*DATASET RECORDS*:
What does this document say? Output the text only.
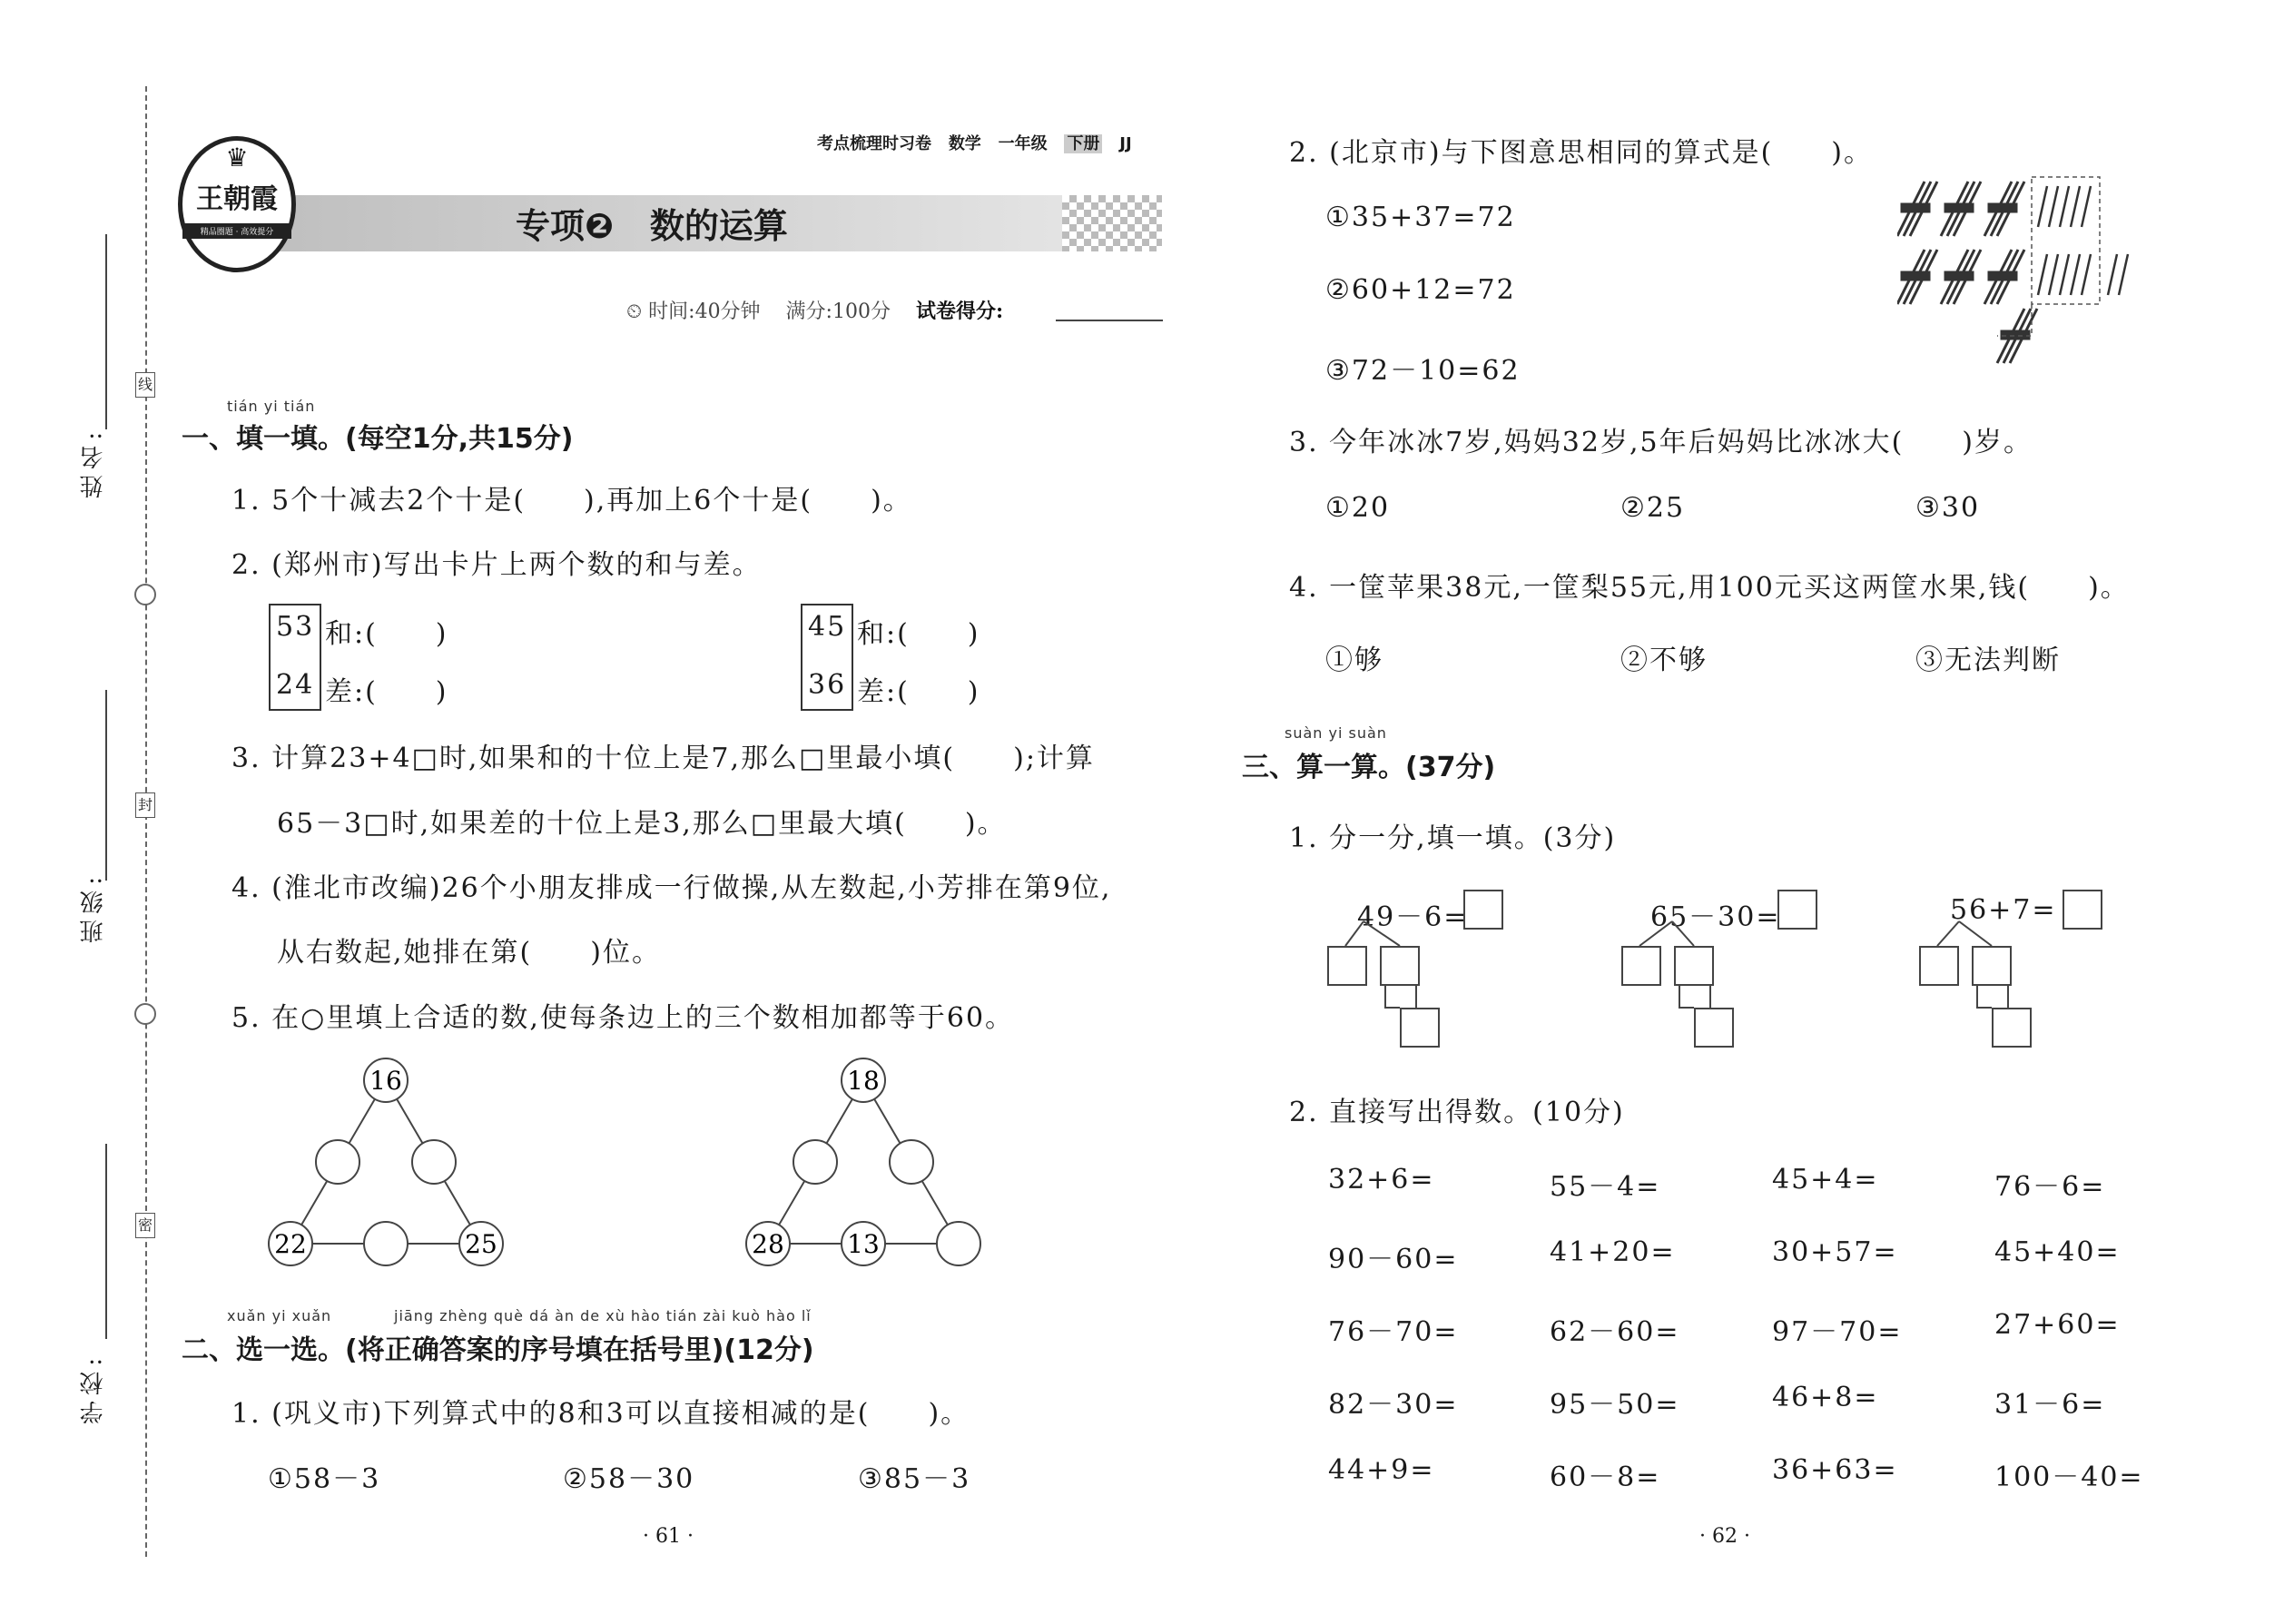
线
封
密
姓名:
班级:
学校:
♛
王朝霞
精品圈题 · 高效提分
考点梳理时习卷 数学 一年级 下册 JJ
专项❷ 数的运算
⏲ 时间:40分钟 满分:100分 试卷得分:
tián yi tián
一、填一填。(每空1分,共15分)
1. 5个十减去2个十是(　　),再加上6个十是(　　)。
2. (郑州市)写出卡片上两个数的和与差。
53
24
和:(　　)
差:(　　)
45
36
和:(　　)
差:(　　)
3. 计算23+4□时,如果和的十位上是7,那么□里最小填(　　);计算
65－3□时,如果差的十位上是3,那么□里最大填(　　)。
4. (淮北市改编)26个小朋友排成一行做操,从左数起,小芳排在第9位,
从右数起,她排在第(　　)位。
5. 在○里填上合适的数,使每条边上的三个数相加都等于60。
16
22	25
18
28 13
xuǎn yi xuǎn	jiāng zhèng què dá àn de xù hào tián zài kuò hào lǐ
二、选一选。(将正确答案的序号填在括号里)(12分)
1. (巩义市)下列算式中的8和3可以直接相减的是(　　)。
①58－3	②58－30	③85－3
· 61 ·
2. (北京市)与下图意思相同的算式是(　　)。
①35+37=72
②60+12=72
③72－10=62
3. 今年冰冰7岁,妈妈32岁,5年后妈妈比冰冰大(　　)岁。
①20	②25	③30
4. 一筐苹果38元,一筐梨55元,用100元买这两筐水果,钱(　　)。
①够	②不够	③无法判断
suàn yi suàn
三、算一算。(37分)
1. 分一分,填一填。(3分)
49－6=	65－30=	56+7=
2. 直接写出得数。(10分)
32+6=	55－4=	45+4=	76－6=
90－60=	41+20=	30+57=	45+40=
76－70=	62－60=	97－70=	27+60=
82－30=	95－50=	46+8=	31－6=
44+9=	60－8=	36+63=	100－40=
· 62 ·
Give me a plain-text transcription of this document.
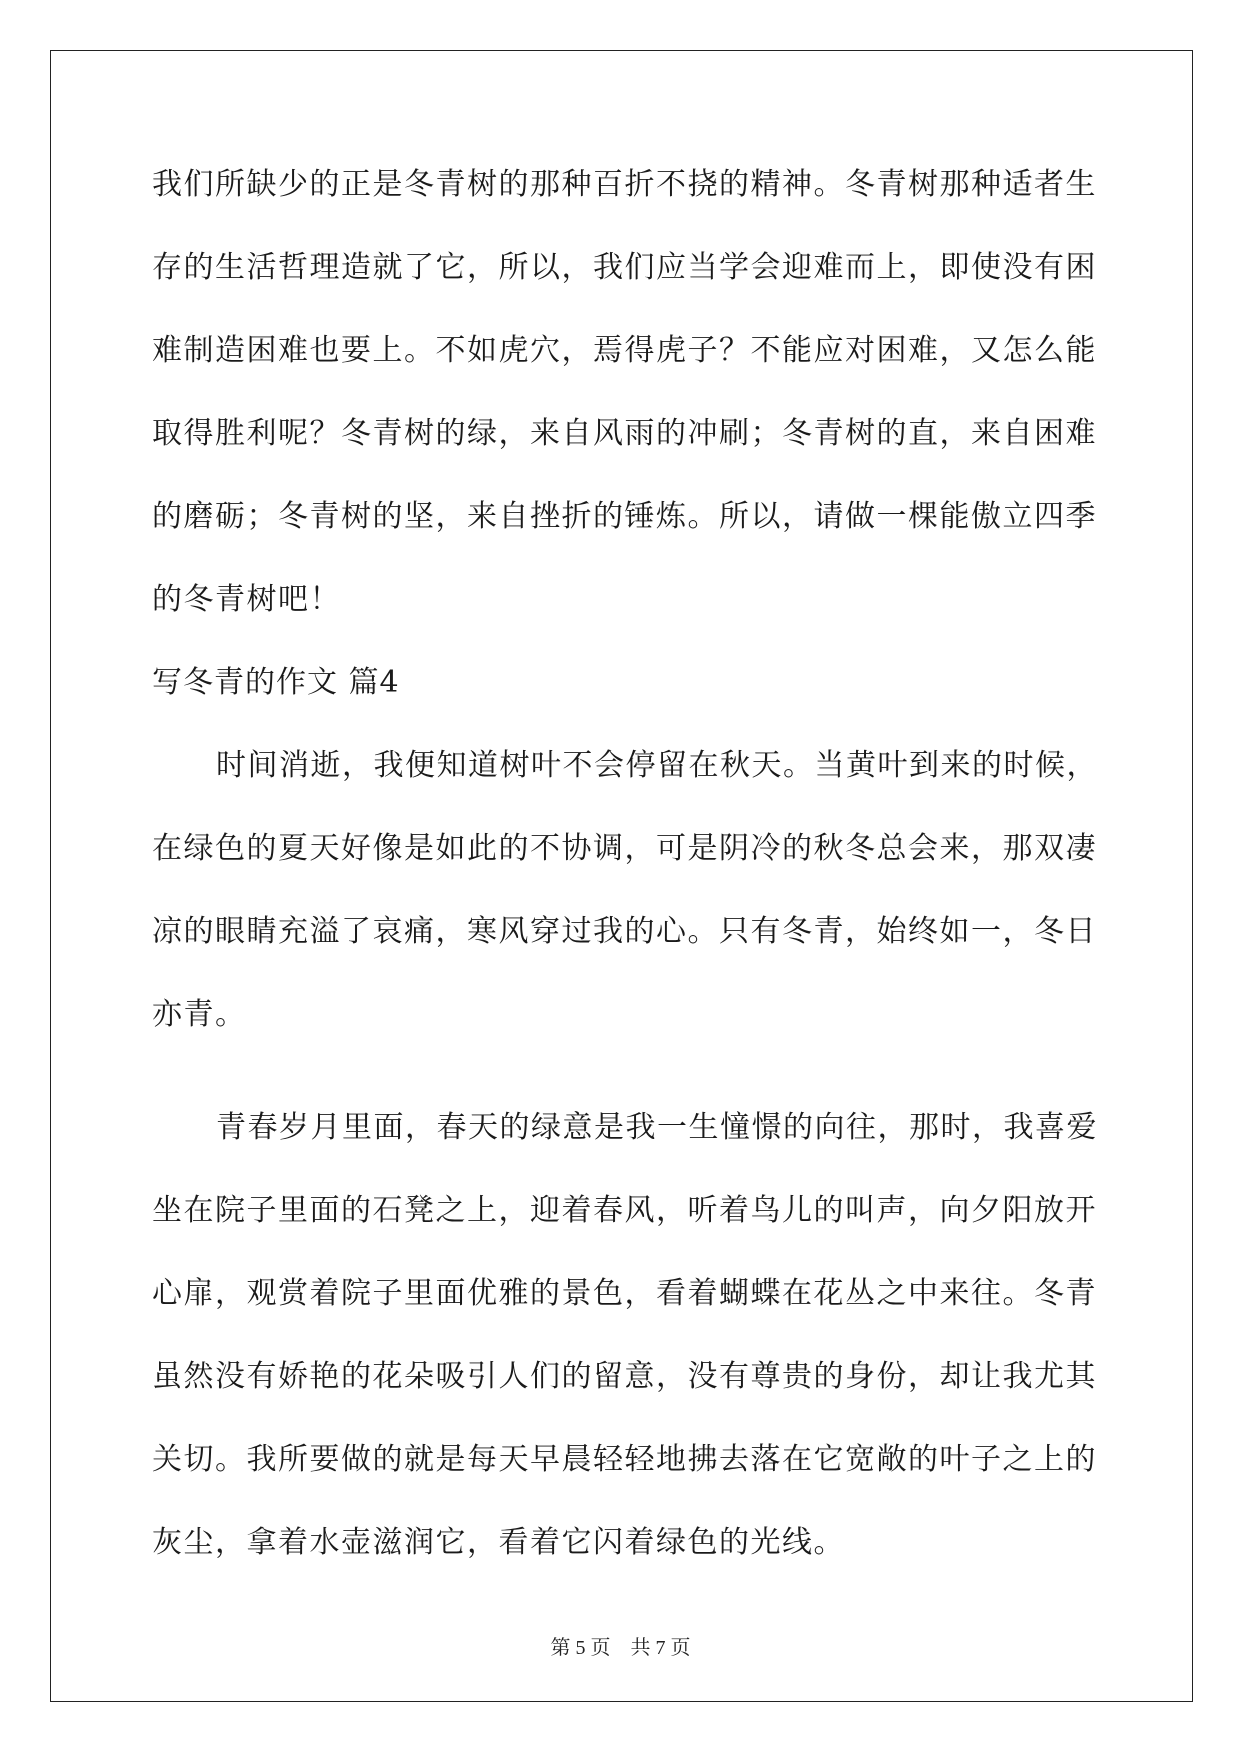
我们所缺少的正是冬青树的那种百折不挠的精神。冬青树那种适者生
存的生活哲理造就了它，所以，我们应当学会迎难而上，即使没有困
难制造困难也要上。不如虎穴，焉得虎子？不能应对困难，又怎么能
取得胜利呢？冬青树的绿，来自风雨的冲刷；冬青树的直，来自困难
的磨砺；冬青树的坚，来自挫折的锤炼。所以，请做一棵能傲立四季
的冬青树吧！
写冬青的作文 篇4
时间消逝，我便知道树叶不会停留在秋天。当黄叶到来的时候，
在绿色的夏天好像是如此的不协调，可是阴冷的秋冬总会来，那双凄
凉的眼睛充溢了哀痛，寒风穿过我的心。只有冬青，始终如一，冬日
亦青。
青春岁月里面，春天的绿意是我一生憧憬的向往，那时，我喜爱
坐在院子里面的石凳之上，迎着春风，听着鸟儿的叫声，向夕阳放开
心扉，观赏着院子里面优雅的景色，看着蝴蝶在花丛之中来往。冬青
虽然没有娇艳的花朵吸引人们的留意，没有尊贵的身份，却让我尤其
关切。我所要做的就是每天早晨轻轻地拂去落在它宽敞的叶子之上的
灰尘，拿着水壶滋润它，看着它闪着绿色的光线。
第 5 页　共 7 页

*AIM OF THE TASK*: Your copy should match the entries exactly, minus the pictures.

*COMPLETE OUTPUT*:
What does this document say? Output the text only.
线
封
密
姓名:
班级:
学校:
♛
王朝霞
精品圈题 · 高效提分
考点梳理时习卷 数学 一年级 下册 JJ
专项❷ 数的运算
⏲ 时间:40分钟 满分:100分 试卷得分:
tián yi tián
一、填一填。(每空1分,共15分)
1. 5个十减去2个十是(　　),再加上6个十是(　　)。
2. (郑州市)写出卡片上两个数的和与差。
53
24
和:(　　)
差:(　　)
45
36
和:(　　)
差:(　　)
3. 计算23+4□时,如果和的十位上是7,那么□里最小填(　　);计算
65－3□时,如果差的十位上是3,那么□里最大填(　　)。
4. (淮北市改编)26个小朋友排成一行做操,从左数起,小芳排在第9位,
从右数起,她排在第(　　)位。
5. 在○里填上合适的数,使每条边上的三个数相加都等于60。
16
22	25
18
28 13
xuǎn yi xuǎn	jiāng zhèng què dá àn de xù hào tián zài kuò hào lǐ
二、选一选。(将正确答案的序号填在括号里)(12分)
1. (巩义市)下列算式中的8和3可以直接相减的是(　　)。
①58－3	②58－30	③85－3
· 61 ·
2. (北京市)与下图意思相同的算式是(　　)。
①35+37=72
②60+12=72
③72－10=62
3. 今年冰冰7岁,妈妈32岁,5年后妈妈比冰冰大(　　)岁。
①20	②25	③30
4. 一筐苹果38元,一筐梨55元,用100元买这两筐水果,钱(　　)。
①够	②不够	③无法判断
suàn yi suàn
三、算一算。(37分)
1. 分一分,填一填。(3分)
49－6=	65－30=	56+7=
2. 直接写出得数。(10分)
32+6=	55－4=	45+4=	76－6=
90－60=	41+20=	30+57=	45+40=
76－70=	62－60=	97－70=	27+60=
82－30=	95－50=	46+8=	31－6=
44+9=	60－8=	36+63=	100－40=
· 62 ·
Give me a plain-text transcription of this document.
我们所缺少的正是冬青树的那种百折不挠的精神。冬青树那种适者生
存的生活哲理造就了它，所以，我们应当学会迎难而上，即使没有困
难制造困难也要上。不如虎穴，焉得虎子？不能应对困难，又怎么能
取得胜利呢？冬青树的绿，来自风雨的冲刷；冬青树的直，来自困难
的磨砺；冬青树的坚，来自挫折的锤炼。所以，请做一棵能傲立四季
的冬青树吧！
写冬青的作文 篇4
时间消逝，我便知道树叶不会停留在秋天。当黄叶到来的时候，
在绿色的夏天好像是如此的不协调，可是阴冷的秋冬总会来，那双凄
凉的眼睛充溢了哀痛，寒风穿过我的心。只有冬青，始终如一，冬日
亦青。
青春岁月里面，春天的绿意是我一生憧憬的向往，那时，我喜爱
坐在院子里面的石凳之上，迎着春风，听着鸟儿的叫声，向夕阳放开
心扉，观赏着院子里面优雅的景色，看着蝴蝶在花丛之中来往。冬青
虽然没有娇艳的花朵吸引人们的留意，没有尊贵的身份，却让我尤其
关切。我所要做的就是每天早晨轻轻地拂去落在它宽敞的叶子之上的
灰尘，拿着水壶滋润它，看着它闪着绿色的光线。
第 5 页　共 7 页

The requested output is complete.